(Collected data entries)
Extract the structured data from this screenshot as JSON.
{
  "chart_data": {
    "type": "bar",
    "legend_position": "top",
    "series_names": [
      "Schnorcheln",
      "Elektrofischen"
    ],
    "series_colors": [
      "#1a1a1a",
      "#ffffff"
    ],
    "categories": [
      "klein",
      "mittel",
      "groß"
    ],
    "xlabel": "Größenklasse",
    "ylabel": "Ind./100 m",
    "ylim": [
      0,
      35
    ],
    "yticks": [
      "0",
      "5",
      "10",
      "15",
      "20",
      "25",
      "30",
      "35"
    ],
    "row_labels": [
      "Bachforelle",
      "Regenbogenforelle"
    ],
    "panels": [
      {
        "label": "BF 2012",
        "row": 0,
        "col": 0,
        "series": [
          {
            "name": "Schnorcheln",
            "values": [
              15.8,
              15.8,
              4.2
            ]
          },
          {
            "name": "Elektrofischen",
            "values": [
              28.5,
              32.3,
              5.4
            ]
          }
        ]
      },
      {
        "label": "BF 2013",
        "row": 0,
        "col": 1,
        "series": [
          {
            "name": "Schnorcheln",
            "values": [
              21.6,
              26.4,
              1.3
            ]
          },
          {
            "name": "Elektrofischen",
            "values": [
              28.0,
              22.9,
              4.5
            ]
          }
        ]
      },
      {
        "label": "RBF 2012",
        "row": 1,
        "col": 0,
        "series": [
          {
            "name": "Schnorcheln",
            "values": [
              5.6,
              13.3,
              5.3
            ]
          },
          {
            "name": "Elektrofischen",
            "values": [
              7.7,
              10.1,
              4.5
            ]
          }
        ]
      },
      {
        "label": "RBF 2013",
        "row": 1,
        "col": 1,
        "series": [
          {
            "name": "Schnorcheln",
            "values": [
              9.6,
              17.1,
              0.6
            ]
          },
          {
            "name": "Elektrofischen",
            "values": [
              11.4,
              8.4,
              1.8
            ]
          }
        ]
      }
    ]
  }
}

Stated problem
Extract the full set of entries word for word.

Exercise solution
Extract the structured data from this screenshot as JSON.
{
  "chart_data": {
    "type": "bar",
    "legend_position": "top",
    "series_names": [
      "Schnorcheln",
      "Elektrofischen"
    ],
    "series_colors": [
      "#1a1a1a",
      "#ffffff"
    ],
    "categories": [
      "klein",
      "mittel",
      "groß"
    ],
    "xlabel": "Größenklasse",
    "ylabel": "Ind./100 m",
    "ylim": [
      0,
      35
    ],
    "yticks": [
      "0",
      "5",
      "10",
      "15",
      "20",
      "25",
      "30",
      "35"
    ],
    "row_labels": [
      "Bachforelle",
      "Regenbogenforelle"
    ],
    "panels": [
      {
        "label": "BF 2012",
        "row": 0,
        "col": 0,
        "series": [
          {
            "name": "Schnorcheln",
            "values": [
              15.8,
              15.8,
              4.2
            ]
          },
          {
            "name": "Elektrofischen",
            "values": [
              28.5,
              32.3,
              5.4
            ]
          }
        ]
      },
      {
        "label": "BF 2013",
        "row": 0,
        "col": 1,
        "series": [
          {
            "name": "Schnorcheln",
            "values": [
              21.6,
              26.4,
              1.3
            ]
          },
          {
            "name": "Elektrofischen",
            "values": [
              28.0,
              22.9,
              4.5
            ]
          }
        ]
      },
      {
        "label": "RBF 2012",
        "row": 1,
        "col": 0,
        "series": [
          {
            "name": "Schnorcheln",
            "values": [
              5.6,
              13.3,
              5.3
            ]
          },
          {
            "name": "Elektrofischen",
            "values": [
              7.7,
              10.1,
              4.5
            ]
          }
        ]
      },
      {
        "label": "RBF 2013",
        "row": 1,
        "col": 1,
        "series": [
          {
            "name": "Schnorcheln",
            "values": [
              9.6,
              17.1,
              0.6
            ]
          },
          {
            "name": "Elektrofischen",
            "values": [
              11.4,
              8.4,
              1.8
            ]
          }
        ]
      }
    ]
  }
}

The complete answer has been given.